## EXERCISE:
Report, word for word, every line of the material that contains "content".

## TASK INPUTS:
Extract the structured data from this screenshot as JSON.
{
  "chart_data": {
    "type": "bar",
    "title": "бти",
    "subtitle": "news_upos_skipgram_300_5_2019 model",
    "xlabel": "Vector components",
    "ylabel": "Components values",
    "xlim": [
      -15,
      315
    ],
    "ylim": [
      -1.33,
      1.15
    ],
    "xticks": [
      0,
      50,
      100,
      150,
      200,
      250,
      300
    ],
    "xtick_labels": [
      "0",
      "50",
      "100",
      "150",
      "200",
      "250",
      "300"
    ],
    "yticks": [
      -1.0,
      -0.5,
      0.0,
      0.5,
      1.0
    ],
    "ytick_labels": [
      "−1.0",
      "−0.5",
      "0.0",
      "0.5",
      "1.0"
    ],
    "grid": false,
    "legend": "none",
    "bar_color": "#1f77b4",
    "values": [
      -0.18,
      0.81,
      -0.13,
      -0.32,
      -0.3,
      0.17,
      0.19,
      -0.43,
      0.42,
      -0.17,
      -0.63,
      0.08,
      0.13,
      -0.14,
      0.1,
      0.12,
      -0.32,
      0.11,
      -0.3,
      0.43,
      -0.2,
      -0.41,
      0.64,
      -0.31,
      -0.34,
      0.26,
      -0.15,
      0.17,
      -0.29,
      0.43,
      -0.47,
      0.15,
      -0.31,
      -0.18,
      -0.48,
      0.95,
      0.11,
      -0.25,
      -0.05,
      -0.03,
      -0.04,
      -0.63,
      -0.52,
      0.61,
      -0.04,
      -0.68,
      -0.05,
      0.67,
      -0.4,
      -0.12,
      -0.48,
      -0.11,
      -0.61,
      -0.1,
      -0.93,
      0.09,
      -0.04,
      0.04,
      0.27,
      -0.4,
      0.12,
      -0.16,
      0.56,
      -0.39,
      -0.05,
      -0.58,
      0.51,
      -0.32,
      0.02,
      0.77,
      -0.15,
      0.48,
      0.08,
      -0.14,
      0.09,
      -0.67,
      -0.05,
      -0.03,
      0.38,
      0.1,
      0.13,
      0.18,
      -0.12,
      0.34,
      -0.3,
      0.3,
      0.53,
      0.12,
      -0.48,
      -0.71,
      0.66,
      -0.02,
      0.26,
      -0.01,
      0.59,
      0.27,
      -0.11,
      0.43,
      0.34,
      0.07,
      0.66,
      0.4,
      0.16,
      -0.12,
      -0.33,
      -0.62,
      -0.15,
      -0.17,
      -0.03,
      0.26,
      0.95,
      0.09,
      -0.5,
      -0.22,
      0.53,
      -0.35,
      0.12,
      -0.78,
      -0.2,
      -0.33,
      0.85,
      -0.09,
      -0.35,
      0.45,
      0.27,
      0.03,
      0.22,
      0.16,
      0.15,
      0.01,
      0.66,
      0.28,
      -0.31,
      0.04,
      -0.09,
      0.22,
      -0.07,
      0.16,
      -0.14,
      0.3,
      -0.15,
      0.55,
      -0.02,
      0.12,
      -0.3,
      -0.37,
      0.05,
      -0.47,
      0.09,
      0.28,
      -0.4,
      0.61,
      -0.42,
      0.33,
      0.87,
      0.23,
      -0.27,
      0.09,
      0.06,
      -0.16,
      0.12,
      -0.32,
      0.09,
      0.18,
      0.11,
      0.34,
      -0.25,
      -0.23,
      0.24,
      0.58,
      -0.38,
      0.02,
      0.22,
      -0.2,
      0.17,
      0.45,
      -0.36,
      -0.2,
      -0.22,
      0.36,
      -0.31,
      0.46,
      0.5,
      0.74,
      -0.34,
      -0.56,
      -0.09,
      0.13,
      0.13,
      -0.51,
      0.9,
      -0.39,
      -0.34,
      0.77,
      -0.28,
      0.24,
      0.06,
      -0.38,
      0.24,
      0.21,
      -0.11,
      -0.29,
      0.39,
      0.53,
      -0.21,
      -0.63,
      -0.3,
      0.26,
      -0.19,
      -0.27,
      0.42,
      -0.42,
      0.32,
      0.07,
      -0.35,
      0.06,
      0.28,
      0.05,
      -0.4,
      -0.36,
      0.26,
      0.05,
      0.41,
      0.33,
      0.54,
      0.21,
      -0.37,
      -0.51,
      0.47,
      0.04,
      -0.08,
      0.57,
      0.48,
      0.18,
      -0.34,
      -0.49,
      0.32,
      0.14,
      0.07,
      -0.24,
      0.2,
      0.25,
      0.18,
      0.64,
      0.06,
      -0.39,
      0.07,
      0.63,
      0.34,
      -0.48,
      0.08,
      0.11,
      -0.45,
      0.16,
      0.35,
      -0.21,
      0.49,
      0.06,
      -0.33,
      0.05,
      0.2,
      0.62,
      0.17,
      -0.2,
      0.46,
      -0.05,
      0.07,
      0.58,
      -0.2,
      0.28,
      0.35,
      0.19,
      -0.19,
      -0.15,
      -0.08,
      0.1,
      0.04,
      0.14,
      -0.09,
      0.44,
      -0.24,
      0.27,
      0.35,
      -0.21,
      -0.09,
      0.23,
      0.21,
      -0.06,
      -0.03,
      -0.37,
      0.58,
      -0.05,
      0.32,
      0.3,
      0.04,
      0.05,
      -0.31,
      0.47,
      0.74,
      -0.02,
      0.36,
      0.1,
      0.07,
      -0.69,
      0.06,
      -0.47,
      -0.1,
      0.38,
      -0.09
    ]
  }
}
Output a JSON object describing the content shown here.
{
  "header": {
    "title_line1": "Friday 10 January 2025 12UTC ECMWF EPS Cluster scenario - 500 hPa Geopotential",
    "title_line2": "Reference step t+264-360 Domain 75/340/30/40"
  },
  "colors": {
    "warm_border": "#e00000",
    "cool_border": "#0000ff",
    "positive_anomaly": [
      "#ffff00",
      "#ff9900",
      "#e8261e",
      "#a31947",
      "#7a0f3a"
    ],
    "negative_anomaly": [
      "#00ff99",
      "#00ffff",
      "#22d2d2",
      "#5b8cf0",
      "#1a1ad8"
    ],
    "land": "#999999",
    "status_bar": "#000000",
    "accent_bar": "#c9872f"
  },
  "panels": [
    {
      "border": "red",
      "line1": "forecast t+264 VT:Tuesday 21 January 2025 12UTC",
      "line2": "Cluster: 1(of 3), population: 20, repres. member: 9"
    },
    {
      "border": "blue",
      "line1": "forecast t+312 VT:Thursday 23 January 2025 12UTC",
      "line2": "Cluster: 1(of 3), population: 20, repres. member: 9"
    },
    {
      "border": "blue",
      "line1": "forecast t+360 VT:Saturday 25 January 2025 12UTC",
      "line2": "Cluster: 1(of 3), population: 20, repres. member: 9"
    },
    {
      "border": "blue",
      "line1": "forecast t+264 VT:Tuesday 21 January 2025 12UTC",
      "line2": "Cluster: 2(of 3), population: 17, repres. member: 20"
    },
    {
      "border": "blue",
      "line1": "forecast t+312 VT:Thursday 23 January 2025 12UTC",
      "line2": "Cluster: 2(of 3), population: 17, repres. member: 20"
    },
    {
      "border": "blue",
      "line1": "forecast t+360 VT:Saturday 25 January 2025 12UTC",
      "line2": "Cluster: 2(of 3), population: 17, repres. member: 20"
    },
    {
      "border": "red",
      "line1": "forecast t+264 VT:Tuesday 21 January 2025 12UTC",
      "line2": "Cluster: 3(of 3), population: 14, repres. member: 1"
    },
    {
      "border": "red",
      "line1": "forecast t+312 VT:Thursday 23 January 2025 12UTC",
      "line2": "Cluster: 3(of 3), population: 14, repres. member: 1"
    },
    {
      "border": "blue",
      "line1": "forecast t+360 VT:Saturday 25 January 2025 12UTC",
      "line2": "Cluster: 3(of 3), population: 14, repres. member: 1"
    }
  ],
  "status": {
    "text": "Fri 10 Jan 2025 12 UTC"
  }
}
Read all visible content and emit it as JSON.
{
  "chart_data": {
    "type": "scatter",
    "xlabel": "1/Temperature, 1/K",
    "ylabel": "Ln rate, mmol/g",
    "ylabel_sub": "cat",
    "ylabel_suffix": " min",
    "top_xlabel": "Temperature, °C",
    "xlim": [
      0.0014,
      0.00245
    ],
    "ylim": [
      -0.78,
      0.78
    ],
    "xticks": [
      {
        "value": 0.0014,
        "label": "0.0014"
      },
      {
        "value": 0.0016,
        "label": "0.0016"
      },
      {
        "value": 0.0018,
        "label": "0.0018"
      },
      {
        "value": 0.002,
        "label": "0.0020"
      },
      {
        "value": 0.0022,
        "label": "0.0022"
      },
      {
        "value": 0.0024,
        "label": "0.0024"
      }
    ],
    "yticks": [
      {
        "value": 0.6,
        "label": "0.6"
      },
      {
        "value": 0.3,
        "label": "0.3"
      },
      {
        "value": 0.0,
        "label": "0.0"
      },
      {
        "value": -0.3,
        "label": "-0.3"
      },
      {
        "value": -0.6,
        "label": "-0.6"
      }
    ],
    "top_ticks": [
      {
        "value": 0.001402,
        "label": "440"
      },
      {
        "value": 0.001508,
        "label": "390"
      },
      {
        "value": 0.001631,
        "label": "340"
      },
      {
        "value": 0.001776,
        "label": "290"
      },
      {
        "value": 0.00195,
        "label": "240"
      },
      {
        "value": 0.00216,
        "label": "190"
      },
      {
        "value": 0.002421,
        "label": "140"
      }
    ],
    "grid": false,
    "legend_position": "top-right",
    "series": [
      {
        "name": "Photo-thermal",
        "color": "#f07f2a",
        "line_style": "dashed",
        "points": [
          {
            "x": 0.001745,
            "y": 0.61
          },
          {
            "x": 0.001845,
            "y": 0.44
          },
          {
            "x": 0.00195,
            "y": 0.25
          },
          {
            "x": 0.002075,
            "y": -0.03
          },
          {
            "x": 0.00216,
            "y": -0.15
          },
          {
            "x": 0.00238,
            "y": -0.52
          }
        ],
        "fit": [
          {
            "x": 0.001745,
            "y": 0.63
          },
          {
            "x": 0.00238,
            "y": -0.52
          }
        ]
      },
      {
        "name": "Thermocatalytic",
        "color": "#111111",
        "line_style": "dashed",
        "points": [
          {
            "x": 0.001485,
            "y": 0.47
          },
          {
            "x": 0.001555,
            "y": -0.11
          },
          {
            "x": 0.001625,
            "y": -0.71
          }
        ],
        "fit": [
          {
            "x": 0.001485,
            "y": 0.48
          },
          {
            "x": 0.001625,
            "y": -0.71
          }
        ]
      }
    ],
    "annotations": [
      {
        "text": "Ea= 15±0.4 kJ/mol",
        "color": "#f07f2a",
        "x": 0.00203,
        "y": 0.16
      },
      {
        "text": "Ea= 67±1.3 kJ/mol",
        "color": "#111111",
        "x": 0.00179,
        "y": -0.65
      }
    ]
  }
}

## TASK RESPONSE:
Output a JSON object describing the content shown here.
Read all visible content and emit it as JSON.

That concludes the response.